■ Set exercise ■
Repeat everything in the material exactly.

Stored entries
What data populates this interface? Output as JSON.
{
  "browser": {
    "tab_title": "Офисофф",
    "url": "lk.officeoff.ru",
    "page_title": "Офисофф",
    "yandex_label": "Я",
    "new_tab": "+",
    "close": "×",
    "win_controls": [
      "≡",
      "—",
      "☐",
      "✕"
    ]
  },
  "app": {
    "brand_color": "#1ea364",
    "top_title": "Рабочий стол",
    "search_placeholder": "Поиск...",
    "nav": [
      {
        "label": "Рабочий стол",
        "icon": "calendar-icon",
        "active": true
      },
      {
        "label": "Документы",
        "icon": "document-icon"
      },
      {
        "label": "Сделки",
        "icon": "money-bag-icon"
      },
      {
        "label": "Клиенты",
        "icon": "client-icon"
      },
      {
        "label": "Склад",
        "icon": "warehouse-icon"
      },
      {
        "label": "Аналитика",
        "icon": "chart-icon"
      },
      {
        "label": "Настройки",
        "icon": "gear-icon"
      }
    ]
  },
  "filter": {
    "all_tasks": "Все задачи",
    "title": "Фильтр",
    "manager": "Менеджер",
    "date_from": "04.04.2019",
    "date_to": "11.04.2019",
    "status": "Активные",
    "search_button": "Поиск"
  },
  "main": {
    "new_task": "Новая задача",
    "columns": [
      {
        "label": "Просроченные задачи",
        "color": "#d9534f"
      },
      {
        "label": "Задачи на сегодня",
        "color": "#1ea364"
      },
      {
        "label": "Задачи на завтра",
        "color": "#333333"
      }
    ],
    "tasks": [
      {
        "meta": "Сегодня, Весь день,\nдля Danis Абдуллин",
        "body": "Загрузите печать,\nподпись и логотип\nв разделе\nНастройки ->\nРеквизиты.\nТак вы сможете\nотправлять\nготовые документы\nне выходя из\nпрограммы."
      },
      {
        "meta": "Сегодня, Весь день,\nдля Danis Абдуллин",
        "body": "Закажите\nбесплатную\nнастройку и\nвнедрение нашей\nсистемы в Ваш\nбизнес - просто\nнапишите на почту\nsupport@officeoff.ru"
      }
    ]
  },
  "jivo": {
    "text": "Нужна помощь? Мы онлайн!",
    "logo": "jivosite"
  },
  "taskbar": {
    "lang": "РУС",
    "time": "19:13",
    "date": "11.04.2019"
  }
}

■ Output ■
What data populates this interface? Output as JSON.
{
  "browser": {
    "tab_title": "Офисофф",
    "url": "lk.officeoff.ru",
    "page_title": "Офисофф",
    "yandex_label": "Я",
    "new_tab": "+",
    "close": "×",
    "win_controls": [
      "≡",
      "—",
      "☐",
      "✕"
    ]
  },
  "app": {
    "brand_color": "#1ea364",
    "top_title": "Рабочий стол",
    "search_placeholder": "Поиск...",
    "nav": [
      {
        "label": "Рабочий стол",
        "icon": "calendar-icon",
        "active": true
      },
      {
        "label": "Документы",
        "icon": "document-icon"
      },
      {
        "label": "Сделки",
        "icon": "money-bag-icon"
      },
      {
        "label": "Клиенты",
        "icon": "client-icon"
      },
      {
        "label": "Склад",
        "icon": "warehouse-icon"
      },
      {
        "label": "Аналитика",
        "icon": "chart-icon"
      },
      {
        "label": "Настройки",
        "icon": "gear-icon"
      }
    ]
  },
  "filter": {
    "all_tasks": "Все задачи",
    "title": "Фильтр",
    "manager": "Менеджер",
    "date_from": "04.04.2019",
    "date_to": "11.04.2019",
    "status": "Активные",
    "search_button": "Поиск"
  },
  "main": {
    "new_task": "Новая задача",
    "columns": [
      {
        "label": "Просроченные задачи",
        "color": "#d9534f"
      },
      {
        "label": "Задачи на сегодня",
        "color": "#1ea364"
      },
      {
        "label": "Задачи на завтра",
        "color": "#333333"
      }
    ],
    "tasks": [
      {
        "meta": "Сегодня, Весь день,\nдля Danis Абдуллин",
        "body": "Загрузите печать,\nподпись и логотип\nв разделе\nНастройки ->\nРеквизиты.\nТак вы сможете\nотправлять\nготовые документы\nне выходя из\nпрограммы."
      },
      {
        "meta": "Сегодня, Весь день,\nдля Danis Абдуллин",
        "body": "Закажите\nбесплатную\nнастройку и\nвнедрение нашей\nсистемы в Ваш\nбизнес - просто\nнапишите на почту\nsupport@officeoff.ru"
      }
    ]
  },
  "jivo": {
    "text": "Нужна помощь? Мы онлайн!",
    "logo": "jivosite"
  },
  "taskbar": {
    "lang": "РУС",
    "time": "19:13",
    "date": "11.04.2019"
  }
}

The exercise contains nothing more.